***** STORED DATA

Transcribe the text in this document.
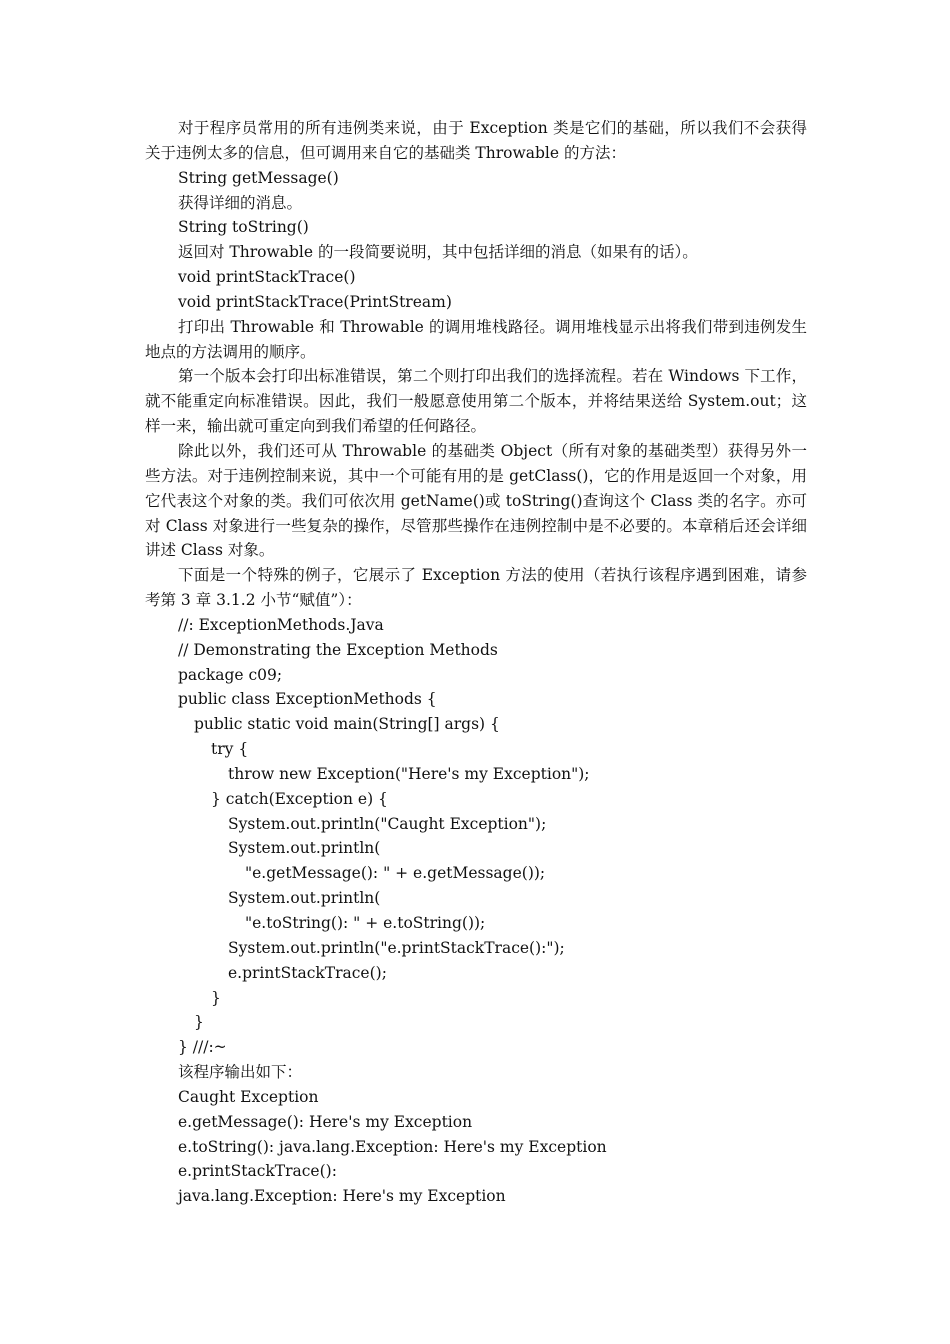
对于程序员常用的所有违例类来说，由于 Exception 类是它们的基础，所以我们不会获得关于违例太多的信息，但可调用来自它的基础类 Throwable 的方法：

String getMessage()

获得详细的消息。

String toString()

返回对 Throwable 的一段简要说明，其中包括详细的消息（如果有的话）。

void printStackTrace()

void printStackTrace(PrintStream)

打印出 Throwable 和 Throwable 的调用堆栈路径。调用堆栈显示出将我们带到违例发生地点的方法调用的顺序。

第一个版本会打印出标准错误，第二个则打印出我们的选择流程。若在 Windows 下工作，就不能重定向标准错误。因此，我们一般愿意使用第二个版本，并将结果送给 System.out；这样一来，输出就可重定向到我们希望的任何路径。

除此以外，我们还可从 Throwable 的基础类 Object（所有对象的基础类型）获得另外一些方法。对于违例控制来说，其中一个可能有用的是 getClass()，它的作用是返回一个对象，用它代表这个对象的类。我们可依次用 getName()或 toString()查询这个 Class 类的名字。亦可对 Class 对象进行一些复杂的操作，尽管那些操作在违例控制中是不必要的。本章稍后还会详细讲述 Class 对象。

下面是一个特殊的例子，它展示了 Exception 方法的使用（若执行该程序遇到困难，请参考第 3 章 3.1.2 小节“赋值”）：

//: ExceptionMethods.Java

// Demonstrating the Exception Methods

package c09;

public class ExceptionMethods {

public static void main(String[] args) {

try {

throw new Exception("Here's my Exception");

} catch(Exception e) {

System.out.println("Caught Exception");

System.out.println(

"e.getMessage(): " + e.getMessage());

System.out.println(

"e.toString(): " + e.toString());

System.out.println("e.printStackTrace():");

e.printStackTrace();

}

}

} ///:~

该程序输出如下：

Caught Exception

e.getMessage(): Here's my Exception

e.toString(): java.lang.Exception: Here's my Exception

e.printStackTrace():

java.lang.Exception: Here's my Exception
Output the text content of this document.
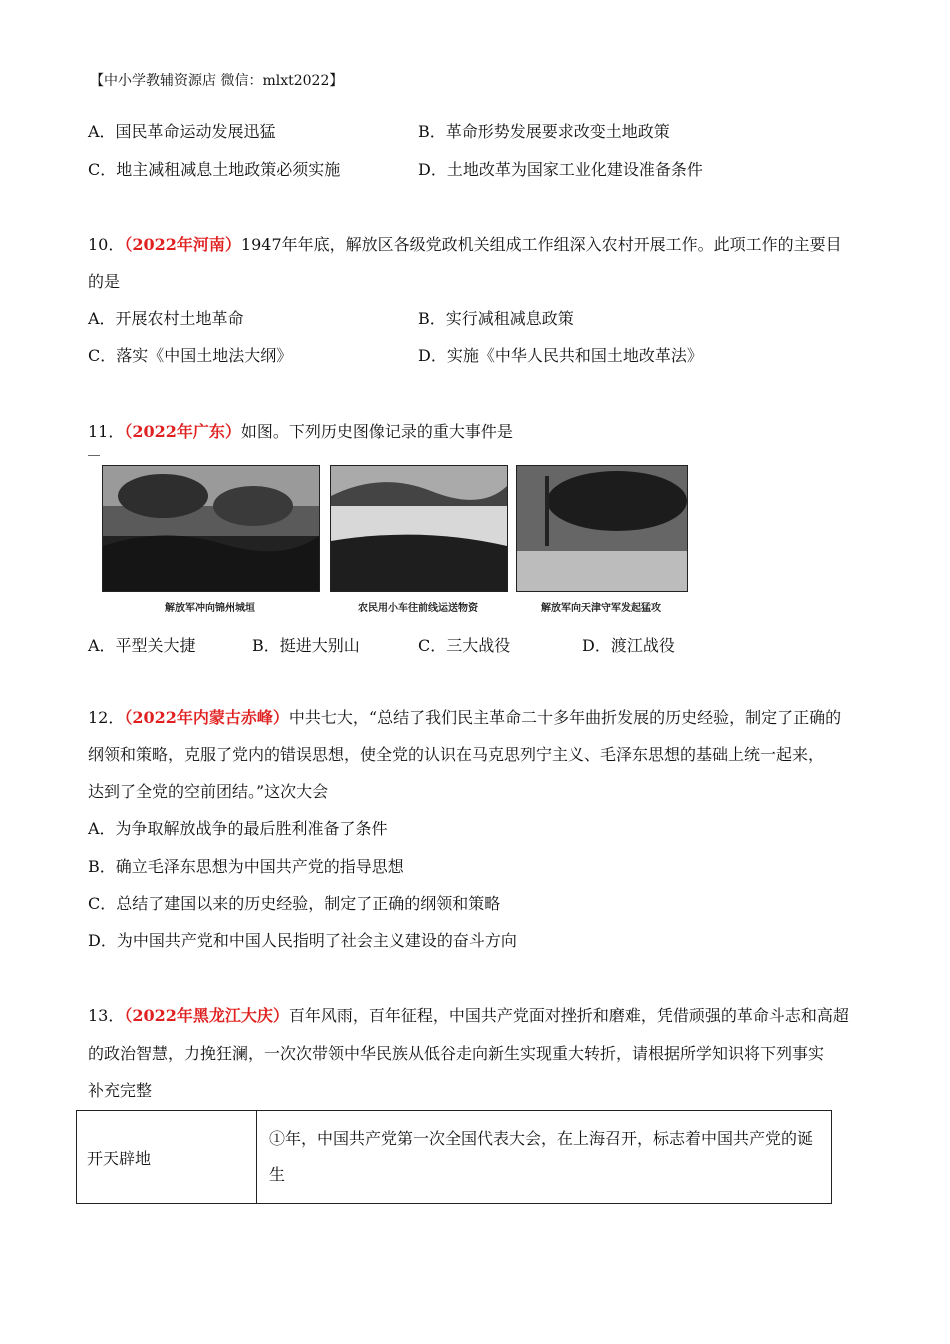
【中小学教辅资源店 微信：mlxt2022】
A．国民革命运动发展迅猛	B．革命形势发展要求改变土地政策
C．地主减租减息土地政策必须实施	D．土地改革为国家工业化建设准备条件
10．（2022年河南）1947年年底，解放区各级党政机关组成工作组深入农村开展工作。此项工作的主要目
的是
A．开展农村土地革命	B．实行减租减息政策
C．落实《中国土地法大纲》	D．实施《中华人民共和国土地改革法》
11．（2022年广东）如图。下列历史图像记录的重大事件是
解放军冲向锦州城垣	农民用小车往前线运送物资	解放军向天津守军发起猛攻
A．平型关大捷	B．挺进大别山	C．三大战役	D．渡江战役
12．（2022年内蒙古赤峰）中共七大，“总结了我们民主革命二十多年曲折发展的历史经验，制定了正确的
纲领和策略，克服了党内的错误思想，使全党的认识在马克思列宁主义、毛泽东思想的基础上统一起来，
达到了全党的空前团结。”这次大会
A．为争取解放战争的最后胜利准备了条件
B．确立毛泽东思想为中国共产党的指导思想
C．总结了建国以来的历史经验，制定了正确的纲领和策略
D．为中国共产党和中国人民指明了社会主义建设的奋斗方向
13．（2022年黑龙江大庆）百年风雨，百年征程，中国共产党面对挫折和磨难，凭借顽强的革命斗志和高超
的政治智慧，力挽狂澜，一次次带领中华民族从低谷走向新生实现重大转折，请根据所学知识将下列事实
补充完整
开天辟地	①年，中国共产党第一次全国代表大会，在上海召开，标志着中国共产党的诞生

**********

▶ [REQUIRED WORK]: Extract, from the material above, each line holding the word "void".

▶ [THE REPLY]:
void printStackTrace()
void printStackTrace(PrintStream)
public static void main(String[] args) {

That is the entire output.